• [Figure data in JSON]:
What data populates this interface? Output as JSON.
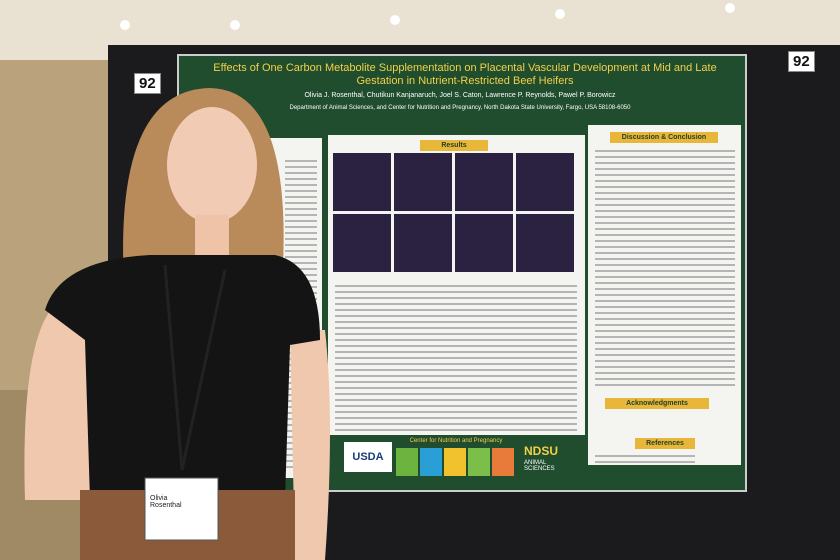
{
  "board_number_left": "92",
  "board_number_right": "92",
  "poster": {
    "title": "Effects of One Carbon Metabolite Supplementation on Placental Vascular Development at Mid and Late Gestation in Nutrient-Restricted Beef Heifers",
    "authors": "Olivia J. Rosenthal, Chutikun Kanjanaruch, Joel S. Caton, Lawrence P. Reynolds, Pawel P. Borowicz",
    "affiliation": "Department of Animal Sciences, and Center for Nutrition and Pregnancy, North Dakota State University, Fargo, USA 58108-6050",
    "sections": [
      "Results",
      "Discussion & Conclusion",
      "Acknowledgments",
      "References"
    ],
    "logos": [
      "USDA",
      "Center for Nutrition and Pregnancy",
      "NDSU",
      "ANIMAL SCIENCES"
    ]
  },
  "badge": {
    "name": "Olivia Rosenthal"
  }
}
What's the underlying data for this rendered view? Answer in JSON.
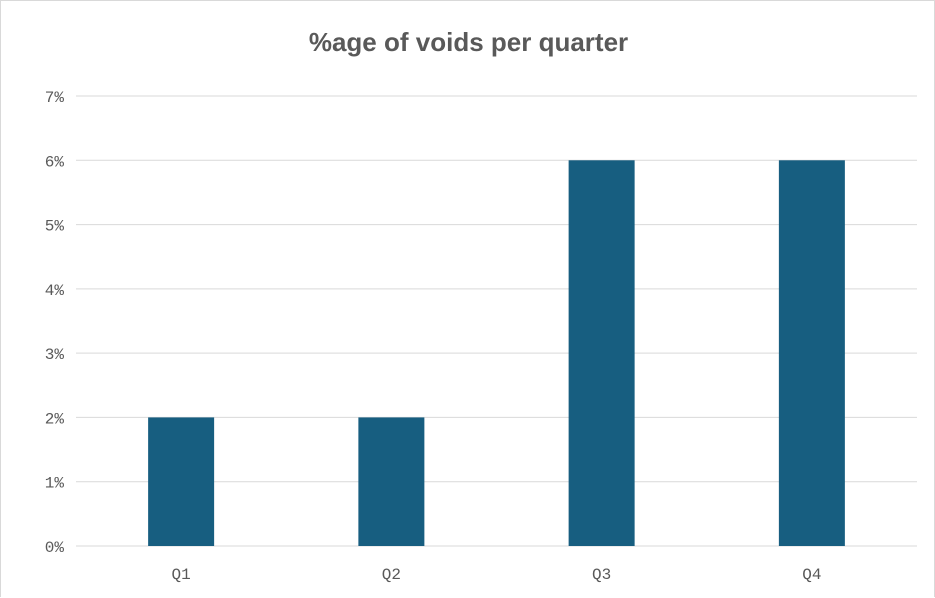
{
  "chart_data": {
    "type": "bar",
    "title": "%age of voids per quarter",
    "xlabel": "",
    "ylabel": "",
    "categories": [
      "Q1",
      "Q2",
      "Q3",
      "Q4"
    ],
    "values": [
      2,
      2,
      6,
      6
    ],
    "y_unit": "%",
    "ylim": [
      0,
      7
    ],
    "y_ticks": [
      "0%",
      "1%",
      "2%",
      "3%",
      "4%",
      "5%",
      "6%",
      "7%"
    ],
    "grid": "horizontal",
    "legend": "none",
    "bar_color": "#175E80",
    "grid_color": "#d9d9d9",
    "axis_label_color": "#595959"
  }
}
==
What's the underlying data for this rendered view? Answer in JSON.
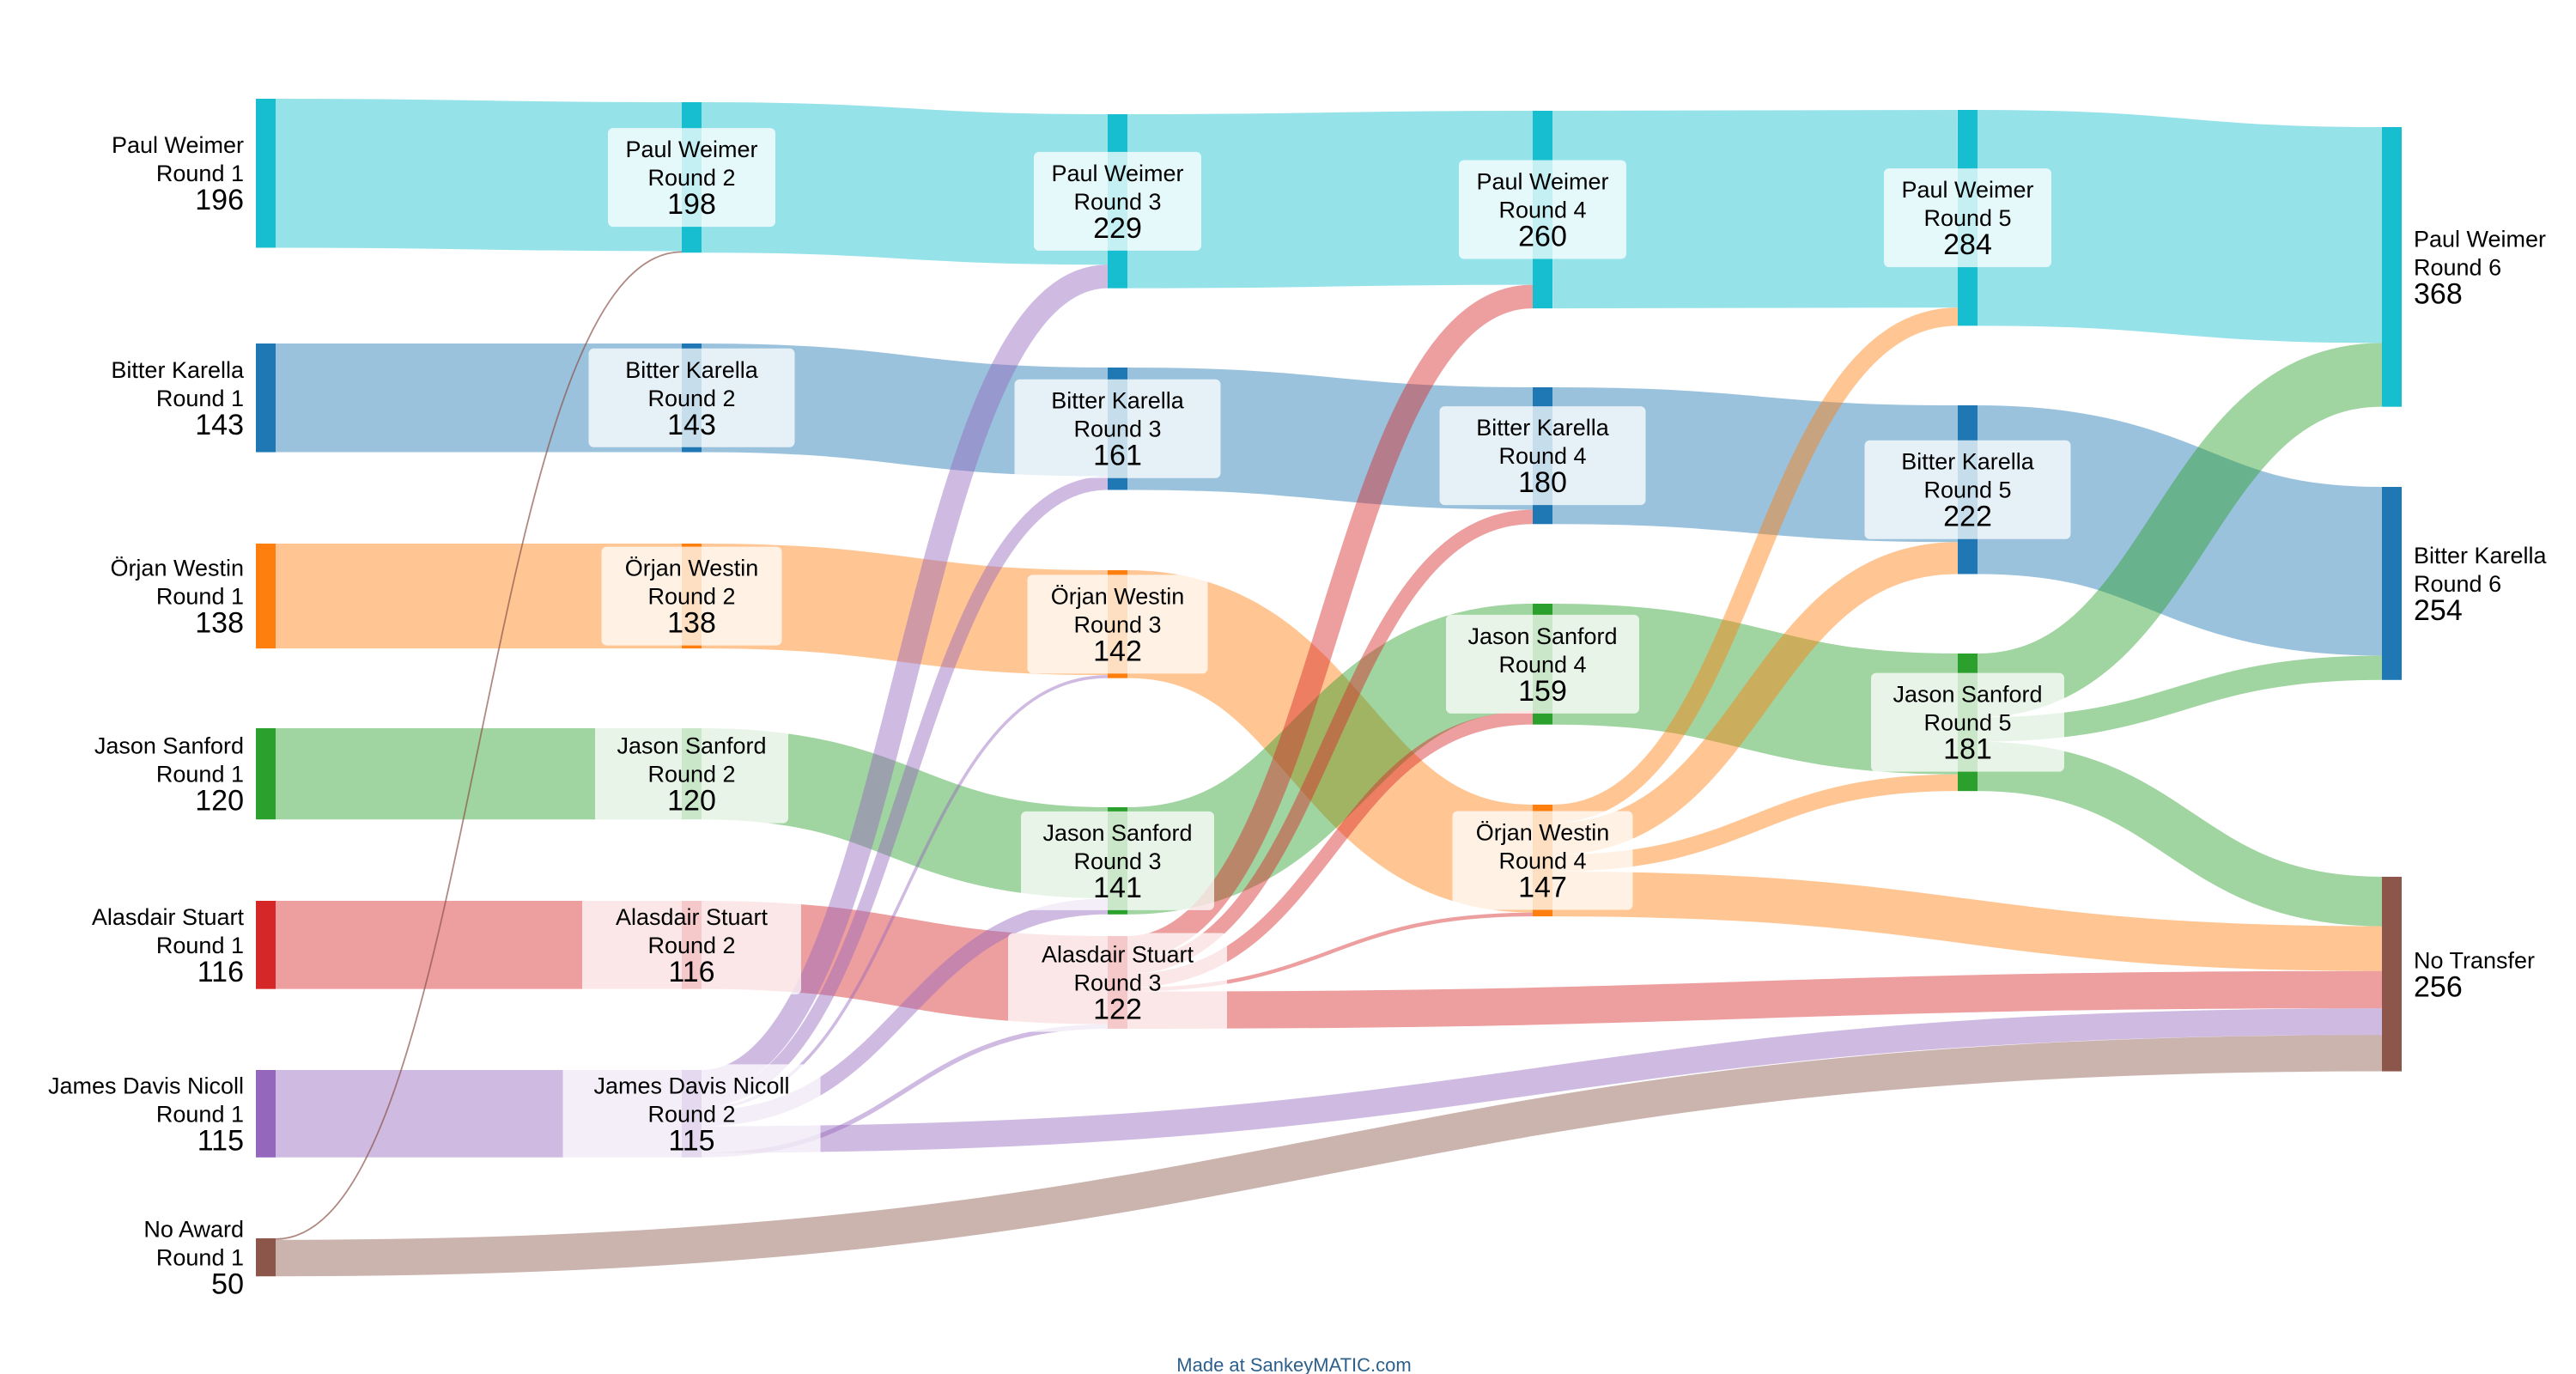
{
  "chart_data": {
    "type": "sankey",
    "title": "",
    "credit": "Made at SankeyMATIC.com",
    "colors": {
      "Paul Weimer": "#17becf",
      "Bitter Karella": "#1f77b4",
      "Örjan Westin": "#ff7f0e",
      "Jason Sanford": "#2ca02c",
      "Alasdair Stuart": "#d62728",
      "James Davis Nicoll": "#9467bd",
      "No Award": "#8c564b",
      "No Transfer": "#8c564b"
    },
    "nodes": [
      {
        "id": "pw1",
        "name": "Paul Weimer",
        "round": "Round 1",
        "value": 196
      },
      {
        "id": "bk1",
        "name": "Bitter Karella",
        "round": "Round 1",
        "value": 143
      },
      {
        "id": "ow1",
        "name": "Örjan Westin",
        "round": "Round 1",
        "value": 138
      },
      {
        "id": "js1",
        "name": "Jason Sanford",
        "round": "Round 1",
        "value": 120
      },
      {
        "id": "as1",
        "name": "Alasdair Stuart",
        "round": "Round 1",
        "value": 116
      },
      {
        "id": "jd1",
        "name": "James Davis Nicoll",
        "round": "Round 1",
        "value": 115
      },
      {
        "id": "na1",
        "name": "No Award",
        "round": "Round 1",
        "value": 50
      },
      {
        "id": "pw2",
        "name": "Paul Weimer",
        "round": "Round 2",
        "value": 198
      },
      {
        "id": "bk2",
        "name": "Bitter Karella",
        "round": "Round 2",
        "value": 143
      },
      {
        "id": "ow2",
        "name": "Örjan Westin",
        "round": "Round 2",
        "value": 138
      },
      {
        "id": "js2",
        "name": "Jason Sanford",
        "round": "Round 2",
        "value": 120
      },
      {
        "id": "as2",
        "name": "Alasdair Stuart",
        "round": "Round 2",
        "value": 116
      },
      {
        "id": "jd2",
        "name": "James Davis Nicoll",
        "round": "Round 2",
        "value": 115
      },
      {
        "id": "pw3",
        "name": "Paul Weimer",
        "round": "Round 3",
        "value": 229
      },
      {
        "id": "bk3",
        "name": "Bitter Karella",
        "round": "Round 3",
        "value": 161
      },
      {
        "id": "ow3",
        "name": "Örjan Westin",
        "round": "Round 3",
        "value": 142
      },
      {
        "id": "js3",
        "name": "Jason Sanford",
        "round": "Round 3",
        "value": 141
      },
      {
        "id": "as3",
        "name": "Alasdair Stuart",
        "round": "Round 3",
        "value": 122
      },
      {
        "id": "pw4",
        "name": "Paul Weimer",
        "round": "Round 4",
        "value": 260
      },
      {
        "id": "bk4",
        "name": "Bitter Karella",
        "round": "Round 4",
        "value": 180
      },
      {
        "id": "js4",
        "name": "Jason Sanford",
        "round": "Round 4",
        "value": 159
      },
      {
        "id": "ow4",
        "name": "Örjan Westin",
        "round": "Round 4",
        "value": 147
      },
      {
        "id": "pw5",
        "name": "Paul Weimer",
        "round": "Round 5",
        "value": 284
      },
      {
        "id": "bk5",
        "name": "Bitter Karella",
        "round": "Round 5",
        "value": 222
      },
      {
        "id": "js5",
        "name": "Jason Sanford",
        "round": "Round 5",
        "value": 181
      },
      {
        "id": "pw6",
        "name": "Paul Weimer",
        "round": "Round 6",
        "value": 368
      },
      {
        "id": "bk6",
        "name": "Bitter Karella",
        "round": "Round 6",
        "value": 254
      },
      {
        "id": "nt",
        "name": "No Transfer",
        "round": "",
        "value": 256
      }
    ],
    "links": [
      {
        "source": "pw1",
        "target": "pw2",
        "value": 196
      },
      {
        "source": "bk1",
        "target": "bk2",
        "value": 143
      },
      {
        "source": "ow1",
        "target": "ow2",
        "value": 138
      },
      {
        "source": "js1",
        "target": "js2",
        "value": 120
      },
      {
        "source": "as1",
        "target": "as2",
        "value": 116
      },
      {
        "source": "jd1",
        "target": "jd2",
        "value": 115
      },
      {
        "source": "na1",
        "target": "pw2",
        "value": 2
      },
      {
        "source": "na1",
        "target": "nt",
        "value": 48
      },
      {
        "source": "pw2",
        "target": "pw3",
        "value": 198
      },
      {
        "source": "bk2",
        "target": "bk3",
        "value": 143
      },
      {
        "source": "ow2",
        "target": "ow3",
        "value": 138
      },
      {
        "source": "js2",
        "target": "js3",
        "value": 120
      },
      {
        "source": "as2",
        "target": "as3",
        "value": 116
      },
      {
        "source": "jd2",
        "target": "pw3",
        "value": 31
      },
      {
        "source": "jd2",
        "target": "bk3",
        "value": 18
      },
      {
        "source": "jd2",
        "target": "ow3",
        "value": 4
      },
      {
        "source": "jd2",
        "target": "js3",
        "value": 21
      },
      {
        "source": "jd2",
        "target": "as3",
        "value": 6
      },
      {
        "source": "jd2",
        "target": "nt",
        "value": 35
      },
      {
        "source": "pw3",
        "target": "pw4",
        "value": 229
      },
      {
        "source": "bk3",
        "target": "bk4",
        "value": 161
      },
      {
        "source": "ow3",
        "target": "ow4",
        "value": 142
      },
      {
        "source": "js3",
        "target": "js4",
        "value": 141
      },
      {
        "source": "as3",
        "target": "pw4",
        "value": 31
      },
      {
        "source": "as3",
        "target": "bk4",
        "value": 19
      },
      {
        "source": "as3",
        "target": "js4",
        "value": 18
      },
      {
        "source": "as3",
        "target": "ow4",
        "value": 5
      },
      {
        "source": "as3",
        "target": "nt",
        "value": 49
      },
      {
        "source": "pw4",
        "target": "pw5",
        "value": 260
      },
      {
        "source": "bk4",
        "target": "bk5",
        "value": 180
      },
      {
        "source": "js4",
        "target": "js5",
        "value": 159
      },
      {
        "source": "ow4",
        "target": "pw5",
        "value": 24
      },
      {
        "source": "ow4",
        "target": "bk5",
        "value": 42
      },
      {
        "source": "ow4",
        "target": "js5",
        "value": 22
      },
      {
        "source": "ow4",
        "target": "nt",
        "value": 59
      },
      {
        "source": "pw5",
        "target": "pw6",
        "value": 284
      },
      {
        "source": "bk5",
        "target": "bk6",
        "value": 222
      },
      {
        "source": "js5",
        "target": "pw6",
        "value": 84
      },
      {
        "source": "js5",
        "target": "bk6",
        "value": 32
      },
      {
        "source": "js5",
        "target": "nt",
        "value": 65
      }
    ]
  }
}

• [Aim of the exercise]: Each line that holds the string "Rosenthal" counts once; give the total and nothing else.

• [Output]: 2